- _Requirement_: Gather up all lines that carry the word "comitente".

Saved data entries:

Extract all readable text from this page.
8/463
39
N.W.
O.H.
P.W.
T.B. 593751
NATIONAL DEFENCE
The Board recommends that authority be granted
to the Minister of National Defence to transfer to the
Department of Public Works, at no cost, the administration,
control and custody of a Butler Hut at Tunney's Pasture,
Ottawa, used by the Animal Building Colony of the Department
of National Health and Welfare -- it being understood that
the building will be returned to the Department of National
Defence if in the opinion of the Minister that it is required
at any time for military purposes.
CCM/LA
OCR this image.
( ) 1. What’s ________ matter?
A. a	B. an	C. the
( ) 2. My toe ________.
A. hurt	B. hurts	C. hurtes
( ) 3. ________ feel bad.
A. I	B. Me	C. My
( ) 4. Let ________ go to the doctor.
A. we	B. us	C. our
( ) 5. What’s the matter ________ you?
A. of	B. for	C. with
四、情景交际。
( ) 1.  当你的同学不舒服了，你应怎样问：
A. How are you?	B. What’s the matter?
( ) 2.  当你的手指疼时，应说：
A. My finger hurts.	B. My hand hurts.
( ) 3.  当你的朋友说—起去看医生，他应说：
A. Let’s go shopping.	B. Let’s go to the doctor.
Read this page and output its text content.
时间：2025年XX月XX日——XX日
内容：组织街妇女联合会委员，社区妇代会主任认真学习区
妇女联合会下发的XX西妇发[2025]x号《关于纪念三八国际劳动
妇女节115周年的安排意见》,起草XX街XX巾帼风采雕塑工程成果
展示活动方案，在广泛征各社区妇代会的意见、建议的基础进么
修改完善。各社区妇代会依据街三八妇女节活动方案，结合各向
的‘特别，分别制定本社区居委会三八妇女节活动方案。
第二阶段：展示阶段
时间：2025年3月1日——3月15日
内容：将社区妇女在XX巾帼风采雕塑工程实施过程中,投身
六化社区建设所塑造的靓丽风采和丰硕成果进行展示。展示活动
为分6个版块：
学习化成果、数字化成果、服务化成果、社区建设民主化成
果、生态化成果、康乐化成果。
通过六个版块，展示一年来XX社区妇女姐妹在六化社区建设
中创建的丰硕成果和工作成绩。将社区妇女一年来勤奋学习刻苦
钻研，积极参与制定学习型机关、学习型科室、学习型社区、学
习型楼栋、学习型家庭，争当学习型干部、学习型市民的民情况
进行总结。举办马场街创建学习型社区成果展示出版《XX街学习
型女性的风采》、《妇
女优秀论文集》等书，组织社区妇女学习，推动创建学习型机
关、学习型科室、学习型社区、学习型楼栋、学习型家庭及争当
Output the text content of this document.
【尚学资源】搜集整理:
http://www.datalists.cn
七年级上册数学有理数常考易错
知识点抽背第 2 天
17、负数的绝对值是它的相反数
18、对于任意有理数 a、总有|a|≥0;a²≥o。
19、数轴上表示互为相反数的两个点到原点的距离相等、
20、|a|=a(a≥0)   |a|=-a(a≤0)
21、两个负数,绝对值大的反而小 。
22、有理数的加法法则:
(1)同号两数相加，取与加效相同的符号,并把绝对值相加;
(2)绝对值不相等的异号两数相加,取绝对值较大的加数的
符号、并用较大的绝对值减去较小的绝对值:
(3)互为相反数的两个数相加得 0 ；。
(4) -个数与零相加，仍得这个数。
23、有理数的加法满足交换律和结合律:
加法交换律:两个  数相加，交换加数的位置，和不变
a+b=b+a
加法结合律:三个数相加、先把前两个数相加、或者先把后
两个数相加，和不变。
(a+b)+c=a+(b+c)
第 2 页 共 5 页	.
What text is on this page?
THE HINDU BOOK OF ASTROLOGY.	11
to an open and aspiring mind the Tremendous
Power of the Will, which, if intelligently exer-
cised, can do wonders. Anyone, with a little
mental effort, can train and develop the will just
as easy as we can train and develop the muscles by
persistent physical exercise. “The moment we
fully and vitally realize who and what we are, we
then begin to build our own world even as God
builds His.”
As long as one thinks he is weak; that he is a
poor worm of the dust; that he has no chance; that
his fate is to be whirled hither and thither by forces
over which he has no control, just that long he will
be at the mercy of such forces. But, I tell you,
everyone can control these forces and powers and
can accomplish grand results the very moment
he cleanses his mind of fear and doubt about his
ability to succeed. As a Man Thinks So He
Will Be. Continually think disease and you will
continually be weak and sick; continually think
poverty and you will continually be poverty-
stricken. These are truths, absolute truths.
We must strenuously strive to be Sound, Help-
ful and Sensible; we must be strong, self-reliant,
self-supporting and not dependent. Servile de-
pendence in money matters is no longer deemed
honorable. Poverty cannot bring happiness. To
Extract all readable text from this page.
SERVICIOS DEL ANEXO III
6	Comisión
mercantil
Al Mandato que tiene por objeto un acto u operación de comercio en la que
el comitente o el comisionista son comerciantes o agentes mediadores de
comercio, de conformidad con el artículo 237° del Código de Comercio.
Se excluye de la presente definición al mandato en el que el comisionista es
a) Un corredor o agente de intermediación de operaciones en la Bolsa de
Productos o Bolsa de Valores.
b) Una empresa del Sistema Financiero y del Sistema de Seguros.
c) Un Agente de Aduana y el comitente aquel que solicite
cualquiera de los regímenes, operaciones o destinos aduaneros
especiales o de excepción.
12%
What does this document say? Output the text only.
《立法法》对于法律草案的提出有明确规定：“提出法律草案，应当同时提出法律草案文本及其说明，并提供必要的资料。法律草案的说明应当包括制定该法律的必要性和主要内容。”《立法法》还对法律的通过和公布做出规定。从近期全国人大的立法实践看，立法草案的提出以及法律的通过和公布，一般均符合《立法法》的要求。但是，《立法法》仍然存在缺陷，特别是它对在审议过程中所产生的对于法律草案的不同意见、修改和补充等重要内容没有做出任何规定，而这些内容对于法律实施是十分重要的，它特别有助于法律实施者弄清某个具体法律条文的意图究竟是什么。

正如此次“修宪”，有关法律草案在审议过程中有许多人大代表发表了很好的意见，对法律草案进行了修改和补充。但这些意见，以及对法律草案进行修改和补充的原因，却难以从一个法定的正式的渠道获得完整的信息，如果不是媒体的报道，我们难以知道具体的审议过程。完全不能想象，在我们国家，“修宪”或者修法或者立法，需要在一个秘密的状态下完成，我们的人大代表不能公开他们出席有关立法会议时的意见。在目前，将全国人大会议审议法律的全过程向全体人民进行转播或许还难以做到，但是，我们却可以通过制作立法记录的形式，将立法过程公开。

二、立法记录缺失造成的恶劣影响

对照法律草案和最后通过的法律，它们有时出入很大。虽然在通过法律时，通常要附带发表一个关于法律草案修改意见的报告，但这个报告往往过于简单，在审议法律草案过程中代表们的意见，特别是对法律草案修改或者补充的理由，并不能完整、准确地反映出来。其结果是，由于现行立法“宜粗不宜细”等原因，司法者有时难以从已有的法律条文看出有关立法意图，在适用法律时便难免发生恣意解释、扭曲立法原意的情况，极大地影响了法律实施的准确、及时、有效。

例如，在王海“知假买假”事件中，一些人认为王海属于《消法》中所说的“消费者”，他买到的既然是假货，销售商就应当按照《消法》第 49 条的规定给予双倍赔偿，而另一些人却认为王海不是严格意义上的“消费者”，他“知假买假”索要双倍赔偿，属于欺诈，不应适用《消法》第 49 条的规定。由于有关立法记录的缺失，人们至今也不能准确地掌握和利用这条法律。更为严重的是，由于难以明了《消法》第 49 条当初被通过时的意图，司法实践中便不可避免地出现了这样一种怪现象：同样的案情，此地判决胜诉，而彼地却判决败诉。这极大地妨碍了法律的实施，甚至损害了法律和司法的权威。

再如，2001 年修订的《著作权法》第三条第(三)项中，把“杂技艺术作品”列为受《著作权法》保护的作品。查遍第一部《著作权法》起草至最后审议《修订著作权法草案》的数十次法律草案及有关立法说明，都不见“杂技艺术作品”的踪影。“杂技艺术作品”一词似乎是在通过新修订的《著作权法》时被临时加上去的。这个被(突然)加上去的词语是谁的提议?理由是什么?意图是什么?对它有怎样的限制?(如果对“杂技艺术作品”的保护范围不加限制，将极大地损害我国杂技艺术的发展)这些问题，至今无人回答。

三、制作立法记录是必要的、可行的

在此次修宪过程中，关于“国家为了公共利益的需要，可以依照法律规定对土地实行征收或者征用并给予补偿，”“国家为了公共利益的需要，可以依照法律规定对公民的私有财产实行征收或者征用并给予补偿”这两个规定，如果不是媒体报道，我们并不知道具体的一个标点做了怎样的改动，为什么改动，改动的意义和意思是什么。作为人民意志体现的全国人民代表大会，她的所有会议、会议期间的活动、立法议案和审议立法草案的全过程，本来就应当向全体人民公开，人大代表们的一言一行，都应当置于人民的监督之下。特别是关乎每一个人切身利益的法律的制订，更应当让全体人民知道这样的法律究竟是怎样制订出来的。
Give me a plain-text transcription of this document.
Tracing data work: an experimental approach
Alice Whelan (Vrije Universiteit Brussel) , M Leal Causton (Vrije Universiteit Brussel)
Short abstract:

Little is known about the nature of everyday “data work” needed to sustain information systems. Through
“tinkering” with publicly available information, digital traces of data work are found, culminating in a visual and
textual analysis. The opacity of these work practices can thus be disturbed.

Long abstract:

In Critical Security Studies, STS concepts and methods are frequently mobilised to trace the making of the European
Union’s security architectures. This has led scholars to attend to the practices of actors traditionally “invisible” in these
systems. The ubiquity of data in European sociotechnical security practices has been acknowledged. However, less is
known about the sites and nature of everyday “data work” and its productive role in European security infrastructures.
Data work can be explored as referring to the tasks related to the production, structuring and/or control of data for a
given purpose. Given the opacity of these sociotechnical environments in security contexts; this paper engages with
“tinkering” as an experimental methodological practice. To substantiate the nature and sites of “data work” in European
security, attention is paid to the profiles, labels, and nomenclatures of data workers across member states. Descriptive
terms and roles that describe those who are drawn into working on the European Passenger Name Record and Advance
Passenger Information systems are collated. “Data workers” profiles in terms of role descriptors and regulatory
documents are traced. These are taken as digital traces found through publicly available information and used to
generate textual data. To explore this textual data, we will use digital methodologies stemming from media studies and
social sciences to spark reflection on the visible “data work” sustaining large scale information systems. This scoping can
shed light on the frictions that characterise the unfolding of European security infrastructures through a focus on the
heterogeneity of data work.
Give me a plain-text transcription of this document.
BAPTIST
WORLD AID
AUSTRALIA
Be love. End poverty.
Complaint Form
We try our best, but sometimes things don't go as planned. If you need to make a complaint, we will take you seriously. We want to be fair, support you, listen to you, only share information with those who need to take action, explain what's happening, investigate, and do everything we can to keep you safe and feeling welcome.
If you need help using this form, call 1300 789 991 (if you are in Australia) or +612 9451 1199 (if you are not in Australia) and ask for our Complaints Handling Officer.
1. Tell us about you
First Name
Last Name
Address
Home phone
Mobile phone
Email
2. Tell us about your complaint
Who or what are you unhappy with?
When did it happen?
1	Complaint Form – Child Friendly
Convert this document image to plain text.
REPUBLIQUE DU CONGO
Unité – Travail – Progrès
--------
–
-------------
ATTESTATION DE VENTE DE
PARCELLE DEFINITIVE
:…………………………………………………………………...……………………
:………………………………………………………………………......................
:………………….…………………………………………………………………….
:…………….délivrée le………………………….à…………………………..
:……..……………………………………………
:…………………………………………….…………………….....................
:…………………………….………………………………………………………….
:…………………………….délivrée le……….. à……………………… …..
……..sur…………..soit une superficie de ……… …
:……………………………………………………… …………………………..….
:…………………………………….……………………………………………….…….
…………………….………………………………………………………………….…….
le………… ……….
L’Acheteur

- _The solution_:
el comitente o el comisionista son comerciantes o agentes mediadores de
c) Un Agente de Aduana y el comitente aquel que solicite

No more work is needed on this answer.